**DIRECTIONS**.
Transcribe the material below exactly as it appears.

**RAW RECORDS**.
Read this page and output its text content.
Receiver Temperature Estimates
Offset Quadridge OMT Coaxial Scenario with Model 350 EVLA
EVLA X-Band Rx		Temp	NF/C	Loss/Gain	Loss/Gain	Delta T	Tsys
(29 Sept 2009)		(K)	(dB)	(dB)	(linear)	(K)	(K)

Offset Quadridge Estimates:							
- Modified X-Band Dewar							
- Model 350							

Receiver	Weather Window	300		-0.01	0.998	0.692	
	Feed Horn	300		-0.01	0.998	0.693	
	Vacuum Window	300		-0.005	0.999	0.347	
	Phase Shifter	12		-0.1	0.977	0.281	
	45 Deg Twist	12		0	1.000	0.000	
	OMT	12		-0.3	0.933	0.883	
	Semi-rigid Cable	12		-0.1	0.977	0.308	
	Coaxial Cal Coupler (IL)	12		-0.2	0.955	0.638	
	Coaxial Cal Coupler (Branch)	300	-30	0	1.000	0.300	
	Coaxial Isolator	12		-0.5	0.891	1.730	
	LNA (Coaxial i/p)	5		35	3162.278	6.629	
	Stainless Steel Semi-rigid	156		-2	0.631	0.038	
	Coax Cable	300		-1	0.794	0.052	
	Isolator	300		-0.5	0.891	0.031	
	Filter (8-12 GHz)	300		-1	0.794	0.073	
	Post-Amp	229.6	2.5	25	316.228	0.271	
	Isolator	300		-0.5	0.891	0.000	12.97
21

**TASK SOLUTION**.
Read this page and output its text content.
Receiver Temperature Estimates
Offset Quadridge OMT Coaxial Scenario with Model 350 EVLA
EVLA X-Band Rx		Temp	NF/C	Loss/Gain	Loss/Gain	Delta T	Tsys
(29 Sept 2009)		(K)	(dB)	(dB)	(linear)	(K)	(K)

Offset Quadridge Estimates:							
- Modified X-Band Dewar							
- Model 350							

Receiver	Weather Window	300		-0.01	0.998	0.692	
	Feed Horn	300		-0.01	0.998	0.693	
	Vacuum Window	300		-0.005	0.999	0.347	
	Phase Shifter	12		-0.1	0.977	0.281	
	45 Deg Twist	12		0	1.000	0.000	
	OMT	12		-0.3	0.933	0.883	
	Semi-rigid Cable	12		-0.1	0.977	0.308	
	Coaxial Cal Coupler (IL)	12		-0.2	0.955	0.638	
	Coaxial Cal Coupler (Branch)	300	-30	0	1.000	0.300	
	Coaxial Isolator	12		-0.5	0.891	1.730	
	LNA (Coaxial i/p)	5		35	3162.278	6.629	
	Stainless Steel Semi-rigid	156		-2	0.631	0.038	
	Coax Cable	300		-1	0.794	0.052	
	Isolator	300		-0.5	0.891	0.031	
	Filter (8-12 GHz)	300		-1	0.794	0.073	
	Post-Amp	229.6	2.5	25	316.228	0.271	
	Isolator	300		-0.5	0.891	0.000	12.97
21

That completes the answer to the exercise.